┌──

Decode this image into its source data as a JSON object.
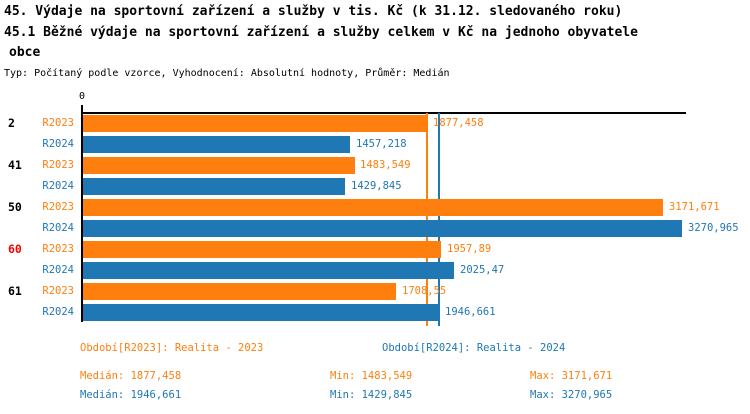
{
  "title": {
    "line1": "45. Výdaje na sportovní zařízení a služby v tis. Kč (k 31.12. sledovaného roku)",
    "line2": "45.1 Běžné výdaje na sportovní zařízení a služby celkem v Kč na jednoho obyvatele",
    "line3": "obce",
    "meta": "Typ: Počítaný podle vzorce, Vyhodnocení: Absolutní hodnoty, Průměr: Medián"
  },
  "colors": {
    "r2023": "#ff7f0e",
    "r2024": "#1f77b4",
    "highlight": "#ff0000",
    "axis": "#000000"
  },
  "chart_data": {
    "type": "bar",
    "orientation": "horizontal",
    "axis_zero_label": "0",
    "xlim": [
      0,
      3300
    ],
    "grid": false,
    "categories": [
      "2",
      "41",
      "50",
      "60",
      "61"
    ],
    "highlighted_category": "60",
    "series": [
      {
        "name": "R2023",
        "color": "#ff7f0e",
        "values": [
          1877.458,
          1483.549,
          3171.671,
          1957.89,
          1708.55
        ],
        "labels": [
          "1877,458",
          "1483,549",
          "3171,671",
          "1957,89",
          "1708,55"
        ],
        "median": 1877.458
      },
      {
        "name": "R2024",
        "color": "#1f77b4",
        "values": [
          1457.218,
          1429.845,
          3270.965,
          2025.47,
          1946.661
        ],
        "labels": [
          "1457,218",
          "1429,845",
          "3270,965",
          "2025,47",
          "1946,661"
        ],
        "median": 1946.661
      }
    ],
    "median_lines": [
      {
        "series": "R2023",
        "value": 1877.458
      },
      {
        "series": "R2024",
        "value": 1946.661
      }
    ]
  },
  "legend": {
    "r2023": "Období[R2023]: Realita - 2023",
    "r2024": "Období[R2024]: Realita - 2024"
  },
  "stats": {
    "r2023": {
      "median": "Medián: 1877,458",
      "min": "Min: 1483,549",
      "max": "Max: 3171,671"
    },
    "r2024": {
      "median": "Medián: 1946,661",
      "min": "Min: 1429,845",
      "max": "Max: 3270,965"
    }
  }
}
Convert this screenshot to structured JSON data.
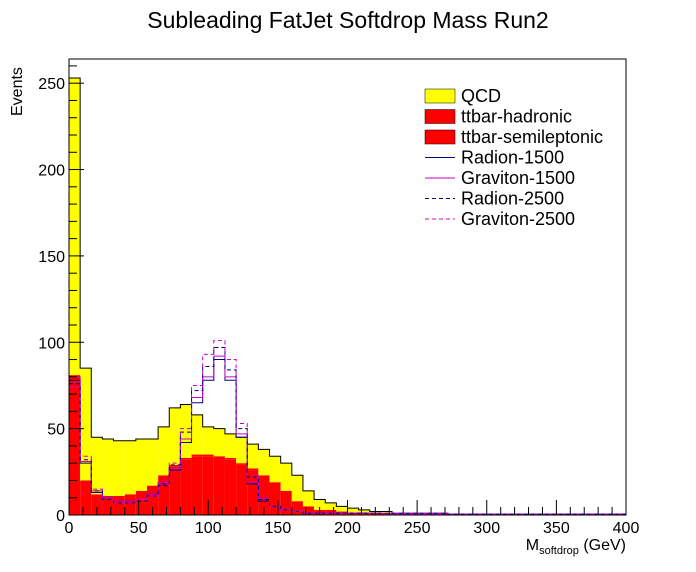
{
  "chart_data": {
    "type": "bar",
    "title": "Subleading FatJet Softdrop Mass Run2",
    "xlabel_main": "M",
    "xlabel_sub": "softdrop",
    "xlabel_unit": " (GeV)",
    "ylabel": "Events",
    "xlim": [
      0,
      400
    ],
    "ylim": [
      0,
      264
    ],
    "bin_width": 8,
    "x_ticks": [
      0,
      50,
      100,
      150,
      200,
      250,
      300,
      350,
      400
    ],
    "y_ticks": [
      0,
      50,
      100,
      150,
      200,
      250
    ],
    "legend_position": "top-right",
    "stack": [
      {
        "name": "ttbar-semileptonic",
        "color": "#ff0000",
        "style": "fill",
        "values": [
          81,
          20,
          12,
          11,
          11,
          12,
          14,
          17,
          23,
          28,
          32,
          34,
          34,
          33,
          32,
          29,
          26,
          23,
          19,
          14,
          8,
          5,
          3,
          3,
          2,
          1.5,
          1.5,
          1,
          1,
          0.5,
          0.5,
          0.5,
          0.5,
          0.5,
          0,
          0,
          0,
          0,
          0,
          0,
          0,
          0,
          0,
          0,
          0,
          0,
          0,
          0,
          0,
          0
        ]
      },
      {
        "name": "ttbar-hadronic",
        "color": "#ff0000",
        "style": "fill",
        "values": [
          0,
          0,
          0,
          0,
          0,
          0,
          0,
          0,
          0,
          1,
          1,
          1,
          1,
          1,
          1,
          1,
          1,
          0,
          0,
          0,
          0,
          0,
          0,
          0,
          0,
          0,
          0,
          0,
          0,
          0,
          0,
          0,
          0,
          0,
          0,
          0,
          0,
          0,
          0,
          0,
          0,
          0,
          0,
          0,
          0,
          0,
          0,
          0,
          0,
          0
        ]
      },
      {
        "name": "QCD",
        "color": "#ffff00",
        "style": "fill",
        "values": [
          172,
          65,
          33,
          33,
          32,
          31,
          30,
          27,
          28,
          33,
          31,
          23,
          16,
          16,
          14,
          15,
          14,
          15,
          15,
          16,
          15,
          9,
          6,
          4,
          3,
          2.5,
          1.5,
          1,
          1,
          0.5,
          0.5,
          0.5,
          0.5,
          0.5,
          0.5,
          0.5,
          0.5,
          0.5,
          0.5,
          0.5,
          0.5,
          0.5,
          0.5,
          0.5,
          0.5,
          0.5,
          0.5,
          0.5,
          0.5,
          0.5
        ]
      }
    ],
    "series": [
      {
        "name": "Radion-1500",
        "color": "#00007f",
        "style": "solid",
        "values": [
          78,
          30,
          13,
          10,
          8,
          8,
          9,
          12,
          18,
          26,
          42,
          65,
          78,
          90,
          78,
          45,
          18,
          8,
          5,
          3,
          2,
          1,
          1,
          1,
          1,
          1,
          1,
          1,
          0.5,
          0.5,
          0.5,
          0.5,
          0.5,
          0.5,
          0.5,
          0.5,
          0.5,
          0.5,
          0.5,
          0.5,
          0.5,
          0.5,
          0.5,
          0.5,
          0.5,
          0.5,
          0.5,
          0.5,
          0.5,
          0.5
        ]
      },
      {
        "name": "Graviton-1500",
        "color": "#cc00cc",
        "style": "solid",
        "values": [
          80,
          31,
          14,
          10,
          8,
          8,
          9,
          12,
          19,
          27,
          44,
          68,
          80,
          92,
          80,
          47,
          19,
          9,
          5,
          3,
          2,
          1,
          1,
          1,
          1,
          1,
          1,
          1,
          0.5,
          0.5,
          0.5,
          0.5,
          0.5,
          0.5,
          0.5,
          0.5,
          0.5,
          0.5,
          0.5,
          0.5,
          0.5,
          0.5,
          0.5,
          0.5,
          0.5,
          0.5,
          0.5,
          0.5,
          0.5,
          0.5
        ]
      },
      {
        "name": "Radion-2500",
        "color": "#00007f",
        "style": "dashed",
        "values": [
          76,
          32,
          14,
          9,
          7,
          7,
          8,
          11,
          17,
          29,
          48,
          72,
          86,
          97,
          84,
          50,
          22,
          9,
          5,
          3,
          2,
          1,
          1,
          1,
          1,
          1,
          1,
          1,
          1,
          1,
          1,
          1,
          1,
          1,
          0.5,
          0.5,
          0.5,
          0.5,
          0.5,
          0.5,
          0.5,
          0.5,
          0.5,
          0.5,
          0.5,
          0.5,
          0.5,
          0.5,
          0.5,
          0.5
        ]
      },
      {
        "name": "Graviton-2500",
        "color": "#cc00cc",
        "style": "dashed",
        "values": [
          74,
          34,
          15,
          10,
          7,
          7,
          9,
          11,
          18,
          30,
          50,
          75,
          93,
          101,
          90,
          53,
          23,
          10,
          5,
          3,
          2,
          1,
          1,
          1,
          1,
          1,
          1,
          1,
          1,
          1,
          1,
          1,
          1,
          1,
          0.5,
          0.5,
          0.5,
          0.5,
          0.5,
          0.5,
          0.5,
          0.5,
          0.5,
          0.5,
          0.5,
          0.5,
          0.5,
          0.5,
          0.5,
          0.5
        ]
      }
    ],
    "legend": [
      {
        "label": "QCD",
        "color": "#ffff00",
        "style": "fill"
      },
      {
        "label": "ttbar-hadronic",
        "color": "#ff0000",
        "style": "fill"
      },
      {
        "label": "ttbar-semileptonic",
        "color": "#ff0000",
        "style": "fill"
      },
      {
        "label": "Radion-1500",
        "color": "#00007f",
        "style": "solid"
      },
      {
        "label": "Graviton-1500",
        "color": "#cc00cc",
        "style": "solid"
      },
      {
        "label": "Radion-2500",
        "color": "#00007f",
        "style": "dashed"
      },
      {
        "label": "Graviton-2500",
        "color": "#cc00cc",
        "style": "dashed"
      }
    ]
  }
}
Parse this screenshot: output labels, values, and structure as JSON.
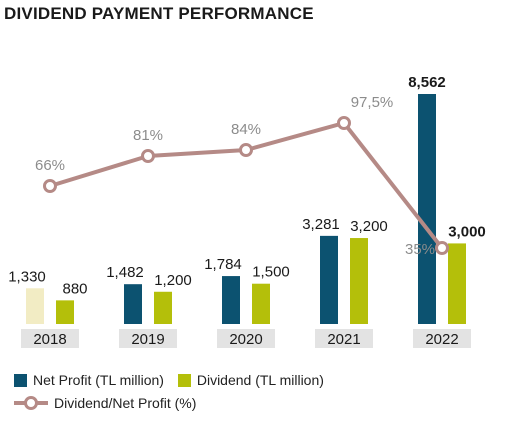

└──

• [WHAT IS BEING ASKED] What is the number of lines in the records that contain "Realita"? Give that number only.

• [TASK ANSWER] 2